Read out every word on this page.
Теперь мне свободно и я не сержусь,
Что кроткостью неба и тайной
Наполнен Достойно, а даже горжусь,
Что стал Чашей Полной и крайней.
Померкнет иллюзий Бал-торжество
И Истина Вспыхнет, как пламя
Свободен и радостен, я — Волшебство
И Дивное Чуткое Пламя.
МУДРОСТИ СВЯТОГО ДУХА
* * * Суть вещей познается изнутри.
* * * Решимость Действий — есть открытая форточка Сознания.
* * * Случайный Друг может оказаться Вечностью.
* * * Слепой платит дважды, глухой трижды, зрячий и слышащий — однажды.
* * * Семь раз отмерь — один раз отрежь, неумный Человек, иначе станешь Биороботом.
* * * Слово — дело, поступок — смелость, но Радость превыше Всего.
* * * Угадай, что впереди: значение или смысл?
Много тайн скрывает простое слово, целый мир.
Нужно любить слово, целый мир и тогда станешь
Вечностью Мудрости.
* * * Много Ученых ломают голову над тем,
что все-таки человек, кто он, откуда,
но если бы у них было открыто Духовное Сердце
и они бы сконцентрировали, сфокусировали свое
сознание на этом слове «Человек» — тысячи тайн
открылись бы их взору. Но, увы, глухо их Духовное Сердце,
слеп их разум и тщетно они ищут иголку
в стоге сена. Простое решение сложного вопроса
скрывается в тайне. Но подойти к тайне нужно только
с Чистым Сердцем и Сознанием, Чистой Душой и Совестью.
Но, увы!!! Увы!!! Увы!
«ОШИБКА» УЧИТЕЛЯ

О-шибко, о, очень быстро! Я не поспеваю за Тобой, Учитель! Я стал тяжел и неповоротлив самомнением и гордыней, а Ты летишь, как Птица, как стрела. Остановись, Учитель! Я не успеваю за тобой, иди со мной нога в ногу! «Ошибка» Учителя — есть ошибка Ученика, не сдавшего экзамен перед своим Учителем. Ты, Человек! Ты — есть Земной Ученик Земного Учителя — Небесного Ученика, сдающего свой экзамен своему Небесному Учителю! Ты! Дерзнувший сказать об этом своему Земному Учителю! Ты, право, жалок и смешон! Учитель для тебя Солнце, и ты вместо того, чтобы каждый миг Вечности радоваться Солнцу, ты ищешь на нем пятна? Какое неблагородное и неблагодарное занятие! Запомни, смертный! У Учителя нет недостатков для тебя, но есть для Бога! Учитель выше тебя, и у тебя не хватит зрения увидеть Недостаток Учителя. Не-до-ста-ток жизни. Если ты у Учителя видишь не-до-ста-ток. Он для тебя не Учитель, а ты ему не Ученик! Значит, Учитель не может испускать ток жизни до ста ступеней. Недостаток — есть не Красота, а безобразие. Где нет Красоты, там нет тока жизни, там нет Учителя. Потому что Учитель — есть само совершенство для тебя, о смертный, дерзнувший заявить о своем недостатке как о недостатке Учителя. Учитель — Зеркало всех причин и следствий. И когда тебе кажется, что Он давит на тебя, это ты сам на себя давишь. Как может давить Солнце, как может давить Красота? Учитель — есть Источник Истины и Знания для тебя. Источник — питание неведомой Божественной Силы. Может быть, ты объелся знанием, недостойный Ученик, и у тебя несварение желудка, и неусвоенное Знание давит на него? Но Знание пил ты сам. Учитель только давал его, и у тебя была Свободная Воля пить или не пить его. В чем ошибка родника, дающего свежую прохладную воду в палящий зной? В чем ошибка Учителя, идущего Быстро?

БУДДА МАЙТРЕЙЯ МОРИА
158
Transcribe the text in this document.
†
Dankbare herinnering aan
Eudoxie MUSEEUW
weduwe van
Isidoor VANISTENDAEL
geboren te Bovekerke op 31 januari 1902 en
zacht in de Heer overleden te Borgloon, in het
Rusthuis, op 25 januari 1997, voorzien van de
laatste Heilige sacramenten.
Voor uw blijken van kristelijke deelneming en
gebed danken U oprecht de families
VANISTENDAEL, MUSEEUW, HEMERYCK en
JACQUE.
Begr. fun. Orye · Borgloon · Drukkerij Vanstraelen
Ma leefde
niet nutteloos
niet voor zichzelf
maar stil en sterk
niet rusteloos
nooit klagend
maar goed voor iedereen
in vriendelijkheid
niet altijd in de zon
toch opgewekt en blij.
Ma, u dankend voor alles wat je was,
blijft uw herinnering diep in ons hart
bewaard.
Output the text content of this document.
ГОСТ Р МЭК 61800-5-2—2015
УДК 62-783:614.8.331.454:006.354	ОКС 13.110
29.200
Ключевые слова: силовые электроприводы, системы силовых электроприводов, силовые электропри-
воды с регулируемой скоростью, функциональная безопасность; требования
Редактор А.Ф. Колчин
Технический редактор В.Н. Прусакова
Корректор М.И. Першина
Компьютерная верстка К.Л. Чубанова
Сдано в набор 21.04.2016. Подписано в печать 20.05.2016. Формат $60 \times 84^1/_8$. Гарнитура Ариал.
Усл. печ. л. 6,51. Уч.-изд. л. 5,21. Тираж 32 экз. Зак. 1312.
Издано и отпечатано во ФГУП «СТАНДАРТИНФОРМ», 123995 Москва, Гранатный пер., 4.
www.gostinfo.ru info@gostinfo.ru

━━━━━━━━━━━━━━━━━━━━

• WHAT NEEDS TO BE DONE: Copy every line of the listing containing the string "text".

• REPLY:
Transcribe the text in this document.
Output the text content of this document.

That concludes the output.